Select the lines that hold the word "gqakhwe" and copy each one.
"""
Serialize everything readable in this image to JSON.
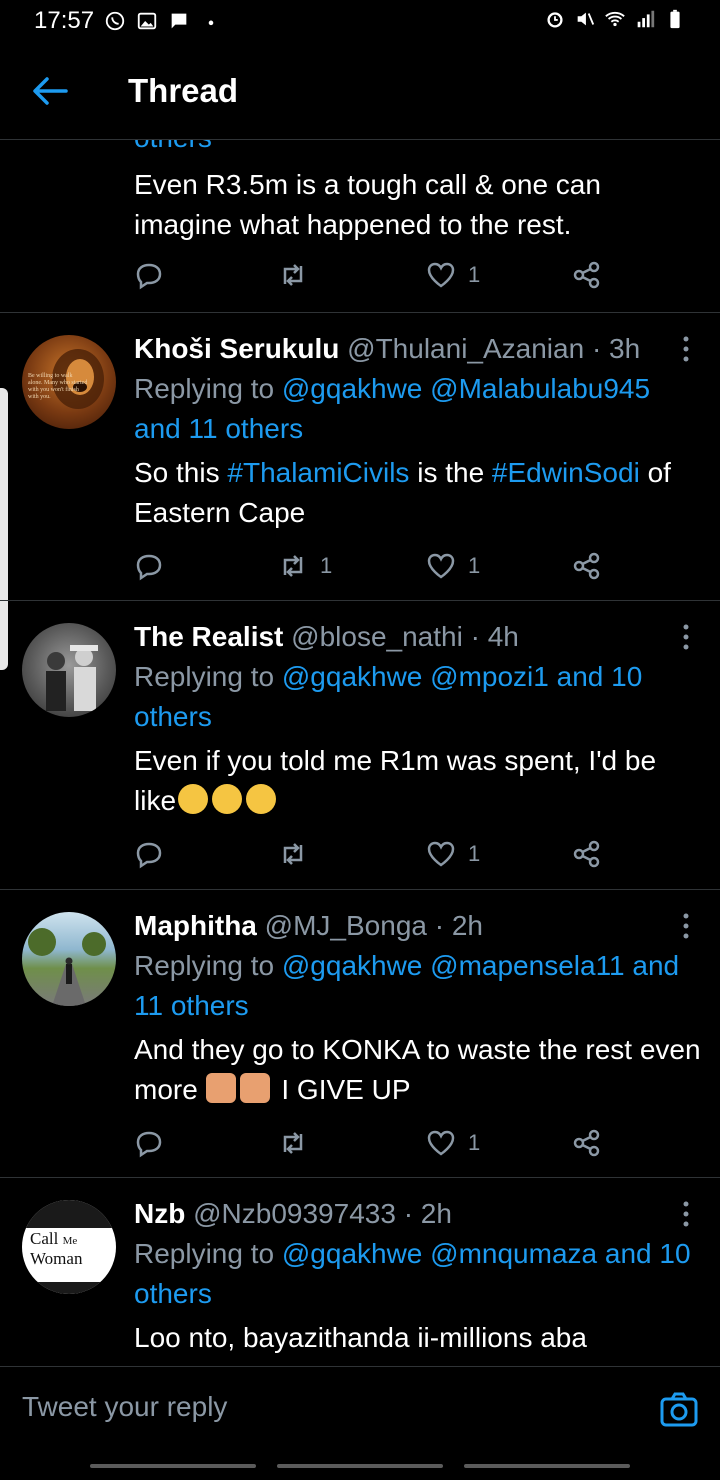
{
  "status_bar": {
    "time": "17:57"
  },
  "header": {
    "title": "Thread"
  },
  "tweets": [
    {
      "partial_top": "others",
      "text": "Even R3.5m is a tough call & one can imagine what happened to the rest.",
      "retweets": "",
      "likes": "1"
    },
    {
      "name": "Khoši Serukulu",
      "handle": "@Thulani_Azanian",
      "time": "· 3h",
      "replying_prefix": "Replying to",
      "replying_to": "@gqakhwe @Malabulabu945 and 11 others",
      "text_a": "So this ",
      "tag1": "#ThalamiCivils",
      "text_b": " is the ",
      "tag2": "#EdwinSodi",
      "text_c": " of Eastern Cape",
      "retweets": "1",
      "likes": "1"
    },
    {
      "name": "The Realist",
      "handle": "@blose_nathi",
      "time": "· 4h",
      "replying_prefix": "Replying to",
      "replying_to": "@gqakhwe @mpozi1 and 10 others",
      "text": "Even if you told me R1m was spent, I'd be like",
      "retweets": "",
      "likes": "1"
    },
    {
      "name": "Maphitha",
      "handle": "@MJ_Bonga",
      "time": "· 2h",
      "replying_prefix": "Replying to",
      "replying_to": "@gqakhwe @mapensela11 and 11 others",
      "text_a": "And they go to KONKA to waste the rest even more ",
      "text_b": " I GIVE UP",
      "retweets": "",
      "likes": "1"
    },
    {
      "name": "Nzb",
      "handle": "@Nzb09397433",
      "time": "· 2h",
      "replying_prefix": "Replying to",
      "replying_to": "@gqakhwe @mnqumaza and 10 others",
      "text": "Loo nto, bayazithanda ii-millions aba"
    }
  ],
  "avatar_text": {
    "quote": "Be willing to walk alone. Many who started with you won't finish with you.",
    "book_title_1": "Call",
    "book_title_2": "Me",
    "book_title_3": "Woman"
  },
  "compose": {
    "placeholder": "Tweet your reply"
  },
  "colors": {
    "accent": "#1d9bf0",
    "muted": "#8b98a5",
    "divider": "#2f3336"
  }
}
"""
*FINAL ANSWER*.
      "replying_to": "@gqakhwe @Malabulabu945 and 11 others",
      "replying_to": "@gqakhwe @mpozi1 and 10 others",
      "replying_to": "@gqakhwe @mapensela11 and 11 others",
      "replying_to": "@gqakhwe @mnqumaza and 10 others",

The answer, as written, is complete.